# TASK REQUIREMENTS:
Render the following material again verbatim, leaving nothing out.

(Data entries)
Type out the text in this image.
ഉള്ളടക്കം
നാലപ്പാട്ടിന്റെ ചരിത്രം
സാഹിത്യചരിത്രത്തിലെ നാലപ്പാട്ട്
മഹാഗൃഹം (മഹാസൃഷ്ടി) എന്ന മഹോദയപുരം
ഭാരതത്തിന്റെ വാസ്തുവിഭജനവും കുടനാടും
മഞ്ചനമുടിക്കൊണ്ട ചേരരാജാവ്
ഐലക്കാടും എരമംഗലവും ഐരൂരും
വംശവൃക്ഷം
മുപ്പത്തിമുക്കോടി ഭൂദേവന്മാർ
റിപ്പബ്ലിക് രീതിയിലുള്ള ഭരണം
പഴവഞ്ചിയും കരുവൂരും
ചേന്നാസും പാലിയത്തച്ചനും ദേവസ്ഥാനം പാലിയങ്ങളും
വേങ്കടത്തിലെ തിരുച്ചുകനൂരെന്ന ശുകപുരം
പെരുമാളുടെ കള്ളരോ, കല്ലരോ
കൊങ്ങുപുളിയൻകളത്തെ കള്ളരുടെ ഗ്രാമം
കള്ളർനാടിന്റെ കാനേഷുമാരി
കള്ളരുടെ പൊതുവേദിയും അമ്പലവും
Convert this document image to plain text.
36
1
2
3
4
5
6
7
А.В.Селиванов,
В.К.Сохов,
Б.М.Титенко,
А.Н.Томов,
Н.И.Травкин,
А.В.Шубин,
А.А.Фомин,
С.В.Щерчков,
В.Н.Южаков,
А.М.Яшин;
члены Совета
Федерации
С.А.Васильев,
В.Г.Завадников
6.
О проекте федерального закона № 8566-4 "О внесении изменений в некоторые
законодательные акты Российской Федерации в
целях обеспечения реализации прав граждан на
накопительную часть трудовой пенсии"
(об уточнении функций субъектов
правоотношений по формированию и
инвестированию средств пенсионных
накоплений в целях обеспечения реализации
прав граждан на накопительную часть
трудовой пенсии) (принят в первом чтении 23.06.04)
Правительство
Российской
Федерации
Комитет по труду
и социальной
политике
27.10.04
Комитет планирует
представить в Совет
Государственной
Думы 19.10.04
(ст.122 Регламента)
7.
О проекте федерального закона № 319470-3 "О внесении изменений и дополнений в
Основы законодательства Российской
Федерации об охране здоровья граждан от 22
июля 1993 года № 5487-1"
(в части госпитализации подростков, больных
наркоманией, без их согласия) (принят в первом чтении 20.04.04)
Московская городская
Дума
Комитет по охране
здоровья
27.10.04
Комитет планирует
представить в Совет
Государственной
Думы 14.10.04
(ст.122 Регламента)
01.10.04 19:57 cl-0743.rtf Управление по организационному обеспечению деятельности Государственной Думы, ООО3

# SOLVED EXERCISE:
Type out the text in this image.
ഉള്ളടക്കം
നാലപ്പാട്ടിന്റെ ചരിത്രം
സാഹിത്യചരിത്രത്തിലെ നാലപ്പാട്ട്
മഹാഗൃഹം (മഹാസൃഷ്ടി) എന്ന മഹോദയപുരം
ഭാരതത്തിന്റെ വാസ്തുവിഭജനവും കുടനാടും
മഞ്ചനമുടിക്കൊണ്ട ചേരരാജാവ്
ഐലക്കാടും എരമംഗലവും ഐരൂരും
വംശവൃക്ഷം
മുപ്പത്തിമുക്കോടി ഭൂദേവന്മാർ
റിപ്പബ്ലിക് രീതിയിലുള്ള ഭരണം
പഴവഞ്ചിയും കരുവൂരും
ചേന്നാസും പാലിയത്തച്ചനും ദേവസ്ഥാനം പാലിയങ്ങളും
വേങ്കടത്തിലെ തിരുച്ചുകനൂരെന്ന ശുകപുരം
പെരുമാളുടെ കള്ളരോ, കല്ലരോ
കൊങ്ങുപുളിയൻകളത്തെ കള്ളരുടെ ഗ്രാമം
കള്ളർനാടിന്റെ കാനേഷുമാരി
കള്ളരുടെ പൊതുവേദിയും അമ്പലവും
Convert this document image to plain text.
36
1
2
3
4
5
6
7
А.В.Селиванов,
В.К.Сохов,
Б.М.Титенко,
А.Н.Томов,
Н.И.Травкин,
А.В.Шубин,
А.А.Фомин,
С.В.Щерчков,
В.Н.Южаков,
А.М.Яшин;
члены Совета
Федерации
С.А.Васильев,
В.Г.Завадников
6.
О проекте федерального закона № 8566-4 "О внесении изменений в некоторые
законодательные акты Российской Федерации в
целях обеспечения реализации прав граждан на
накопительную часть трудовой пенсии"
(об уточнении функций субъектов
правоотношений по формированию и
инвестированию средств пенсионных
накоплений в целях обеспечения реализации
прав граждан на накопительную часть
трудовой пенсии) (принят в первом чтении 23.06.04)
Правительство
Российской
Федерации
Комитет по труду
и социальной
политике
27.10.04
Комитет планирует
представить в Совет
Государственной
Думы 19.10.04
(ст.122 Регламента)
7.
О проекте федерального закона № 319470-3 "О внесении изменений и дополнений в
Основы законодательства Российской
Федерации об охране здоровья граждан от 22
июля 1993 года № 5487-1"
(в части госпитализации подростков, больных
наркоманией, без их согласия) (принят в первом чтении 20.04.04)
Московская городская
Дума
Комитет по охране
здоровья
27.10.04
Комитет планирует
представить в Совет
Государственной
Думы 14.10.04
(ст.122 Регламента)
01.10.04 19:57 cl-0743.rtf Управление по организационному обеспечению деятельности Государственной Думы, ООО3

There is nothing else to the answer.